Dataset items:
• • •
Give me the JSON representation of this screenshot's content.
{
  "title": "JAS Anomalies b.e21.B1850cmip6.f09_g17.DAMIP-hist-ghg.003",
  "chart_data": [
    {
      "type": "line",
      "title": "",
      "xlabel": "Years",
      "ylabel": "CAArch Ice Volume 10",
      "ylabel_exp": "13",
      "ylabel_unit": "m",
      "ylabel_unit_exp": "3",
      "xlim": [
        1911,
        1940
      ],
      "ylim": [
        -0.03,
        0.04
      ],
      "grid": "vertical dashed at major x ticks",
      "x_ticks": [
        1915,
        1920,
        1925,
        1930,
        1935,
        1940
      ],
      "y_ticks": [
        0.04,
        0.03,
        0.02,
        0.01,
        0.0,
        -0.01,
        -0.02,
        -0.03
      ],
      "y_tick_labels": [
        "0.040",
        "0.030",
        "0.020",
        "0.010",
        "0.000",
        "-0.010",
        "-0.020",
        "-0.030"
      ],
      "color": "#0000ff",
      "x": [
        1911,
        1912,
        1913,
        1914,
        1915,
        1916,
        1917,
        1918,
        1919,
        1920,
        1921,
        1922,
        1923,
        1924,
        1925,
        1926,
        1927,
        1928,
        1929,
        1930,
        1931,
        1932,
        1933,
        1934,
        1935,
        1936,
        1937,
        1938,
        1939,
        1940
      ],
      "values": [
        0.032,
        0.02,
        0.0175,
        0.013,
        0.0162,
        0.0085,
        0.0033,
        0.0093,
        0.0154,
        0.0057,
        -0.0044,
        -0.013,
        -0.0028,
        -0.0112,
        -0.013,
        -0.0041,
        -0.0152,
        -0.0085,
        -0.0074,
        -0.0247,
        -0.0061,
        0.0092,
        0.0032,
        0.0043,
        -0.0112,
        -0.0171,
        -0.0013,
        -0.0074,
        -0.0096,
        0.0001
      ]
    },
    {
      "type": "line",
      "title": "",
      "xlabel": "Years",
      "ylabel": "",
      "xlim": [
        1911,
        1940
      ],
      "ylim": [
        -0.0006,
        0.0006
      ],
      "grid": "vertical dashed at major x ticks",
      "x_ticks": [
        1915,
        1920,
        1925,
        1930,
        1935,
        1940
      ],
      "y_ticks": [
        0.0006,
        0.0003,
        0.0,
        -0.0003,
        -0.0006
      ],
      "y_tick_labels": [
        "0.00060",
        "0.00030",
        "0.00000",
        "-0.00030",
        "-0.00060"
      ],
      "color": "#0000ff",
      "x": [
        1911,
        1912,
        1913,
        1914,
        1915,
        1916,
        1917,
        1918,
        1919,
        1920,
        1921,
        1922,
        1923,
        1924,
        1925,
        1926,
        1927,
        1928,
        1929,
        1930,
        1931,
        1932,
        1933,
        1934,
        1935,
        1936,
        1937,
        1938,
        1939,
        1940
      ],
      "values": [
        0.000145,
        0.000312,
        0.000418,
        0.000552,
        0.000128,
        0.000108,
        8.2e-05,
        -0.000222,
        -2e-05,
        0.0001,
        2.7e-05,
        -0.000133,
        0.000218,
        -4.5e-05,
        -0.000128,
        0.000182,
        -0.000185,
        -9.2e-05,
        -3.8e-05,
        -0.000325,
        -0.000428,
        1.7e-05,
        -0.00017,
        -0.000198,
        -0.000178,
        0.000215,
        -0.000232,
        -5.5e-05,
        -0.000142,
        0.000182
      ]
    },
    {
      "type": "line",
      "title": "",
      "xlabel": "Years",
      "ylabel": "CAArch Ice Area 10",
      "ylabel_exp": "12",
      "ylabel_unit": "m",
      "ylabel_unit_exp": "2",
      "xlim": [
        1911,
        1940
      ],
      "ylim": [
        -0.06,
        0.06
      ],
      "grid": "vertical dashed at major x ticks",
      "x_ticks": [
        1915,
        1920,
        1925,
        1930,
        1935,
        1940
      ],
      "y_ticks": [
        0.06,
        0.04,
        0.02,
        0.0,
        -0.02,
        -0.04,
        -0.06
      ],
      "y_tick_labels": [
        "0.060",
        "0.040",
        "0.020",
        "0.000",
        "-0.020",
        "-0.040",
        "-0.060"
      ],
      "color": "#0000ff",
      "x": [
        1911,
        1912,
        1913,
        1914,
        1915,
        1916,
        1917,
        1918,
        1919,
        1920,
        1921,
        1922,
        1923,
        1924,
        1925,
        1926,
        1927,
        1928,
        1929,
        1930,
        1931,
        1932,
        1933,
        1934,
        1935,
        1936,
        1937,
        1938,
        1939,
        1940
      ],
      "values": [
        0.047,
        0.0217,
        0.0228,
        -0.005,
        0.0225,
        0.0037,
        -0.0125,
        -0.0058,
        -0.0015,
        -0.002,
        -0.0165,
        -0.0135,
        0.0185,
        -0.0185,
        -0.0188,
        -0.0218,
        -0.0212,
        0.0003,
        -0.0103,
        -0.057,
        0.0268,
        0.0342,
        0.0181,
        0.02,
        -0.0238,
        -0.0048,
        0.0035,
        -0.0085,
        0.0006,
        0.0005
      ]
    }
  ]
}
• • •
WHAT YOU SHOULD DO: Restate each record word for word.

RESPONSE TO THE EXERCISE:
Give me the JSON representation of this screenshot's content.
{
  "title": "JAS Anomalies b.e21.B1850cmip6.f09_g17.DAMIP-hist-ghg.003",
  "chart_data": [
    {
      "type": "line",
      "title": "",
      "xlabel": "Years",
      "ylabel": "CAArch Ice Volume 10",
      "ylabel_exp": "13",
      "ylabel_unit": "m",
      "ylabel_unit_exp": "3",
      "xlim": [
        1911,
        1940
      ],
      "ylim": [
        -0.03,
        0.04
      ],
      "grid": "vertical dashed at major x ticks",
      "x_ticks": [
        1915,
        1920,
        1925,
        1930,
        1935,
        1940
      ],
      "y_ticks": [
        0.04,
        0.03,
        0.02,
        0.01,
        0.0,
        -0.01,
        -0.02,
        -0.03
      ],
      "y_tick_labels": [
        "0.040",
        "0.030",
        "0.020",
        "0.010",
        "0.000",
        "-0.010",
        "-0.020",
        "-0.030"
      ],
      "color": "#0000ff",
      "x": [
        1911,
        1912,
        1913,
        1914,
        1915,
        1916,
        1917,
        1918,
        1919,
        1920,
        1921,
        1922,
        1923,
        1924,
        1925,
        1926,
        1927,
        1928,
        1929,
        1930,
        1931,
        1932,
        1933,
        1934,
        1935,
        1936,
        1937,
        1938,
        1939,
        1940
      ],
      "values": [
        0.032,
        0.02,
        0.0175,
        0.013,
        0.0162,
        0.0085,
        0.0033,
        0.0093,
        0.0154,
        0.0057,
        -0.0044,
        -0.013,
        -0.0028,
        -0.0112,
        -0.013,
        -0.0041,
        -0.0152,
        -0.0085,
        -0.0074,
        -0.0247,
        -0.0061,
        0.0092,
        0.0032,
        0.0043,
        -0.0112,
        -0.0171,
        -0.0013,
        -0.0074,
        -0.0096,
        0.0001
      ]
    },
    {
      "type": "line",
      "title": "",
      "xlabel": "Years",
      "ylabel": "",
      "xlim": [
        1911,
        1940
      ],
      "ylim": [
        -0.0006,
        0.0006
      ],
      "grid": "vertical dashed at major x ticks",
      "x_ticks": [
        1915,
        1920,
        1925,
        1930,
        1935,
        1940
      ],
      "y_ticks": [
        0.0006,
        0.0003,
        0.0,
        -0.0003,
        -0.0006
      ],
      "y_tick_labels": [
        "0.00060",
        "0.00030",
        "0.00000",
        "-0.00030",
        "-0.00060"
      ],
      "color": "#0000ff",
      "x": [
        1911,
        1912,
        1913,
        1914,
        1915,
        1916,
        1917,
        1918,
        1919,
        1920,
        1921,
        1922,
        1923,
        1924,
        1925,
        1926,
        1927,
        1928,
        1929,
        1930,
        1931,
        1932,
        1933,
        1934,
        1935,
        1936,
        1937,
        1938,
        1939,
        1940
      ],
      "values": [
        0.000145,
        0.000312,
        0.000418,
        0.000552,
        0.000128,
        0.000108,
        8.2e-05,
        -0.000222,
        -2e-05,
        0.0001,
        2.7e-05,
        -0.000133,
        0.000218,
        -4.5e-05,
        -0.000128,
        0.000182,
        -0.000185,
        -9.2e-05,
        -3.8e-05,
        -0.000325,
        -0.000428,
        1.7e-05,
        -0.00017,
        -0.000198,
        -0.000178,
        0.000215,
        -0.000232,
        -5.5e-05,
        -0.000142,
        0.000182
      ]
    },
    {
      "type": "line",
      "title": "",
      "xlabel": "Years",
      "ylabel": "CAArch Ice Area 10",
      "ylabel_exp": "12",
      "ylabel_unit": "m",
      "ylabel_unit_exp": "2",
      "xlim": [
        1911,
        1940
      ],
      "ylim": [
        -0.06,
        0.06
      ],
      "grid": "vertical dashed at major x ticks",
      "x_ticks": [
        1915,
        1920,
        1925,
        1930,
        1935,
        1940
      ],
      "y_ticks": [
        0.06,
        0.04,
        0.02,
        0.0,
        -0.02,
        -0.04,
        -0.06
      ],
      "y_tick_labels": [
        "0.060",
        "0.040",
        "0.020",
        "0.000",
        "-0.020",
        "-0.040",
        "-0.060"
      ],
      "color": "#0000ff",
      "x": [
        1911,
        1912,
        1913,
        1914,
        1915,
        1916,
        1917,
        1918,
        1919,
        1920,
        1921,
        1922,
        1923,
        1924,
        1925,
        1926,
        1927,
        1928,
        1929,
        1930,
        1931,
        1932,
        1933,
        1934,
        1935,
        1936,
        1937,
        1938,
        1939,
        1940
      ],
      "values": [
        0.047,
        0.0217,
        0.0228,
        -0.005,
        0.0225,
        0.0037,
        -0.0125,
        -0.0058,
        -0.0015,
        -0.002,
        -0.0165,
        -0.0135,
        0.0185,
        -0.0185,
        -0.0188,
        -0.0218,
        -0.0212,
        0.0003,
        -0.0103,
        -0.057,
        0.0268,
        0.0342,
        0.0181,
        0.02,
        -0.0238,
        -0.0048,
        0.0035,
        -0.0085,
        0.0006,
        0.0005
      ]
    }
  ]
}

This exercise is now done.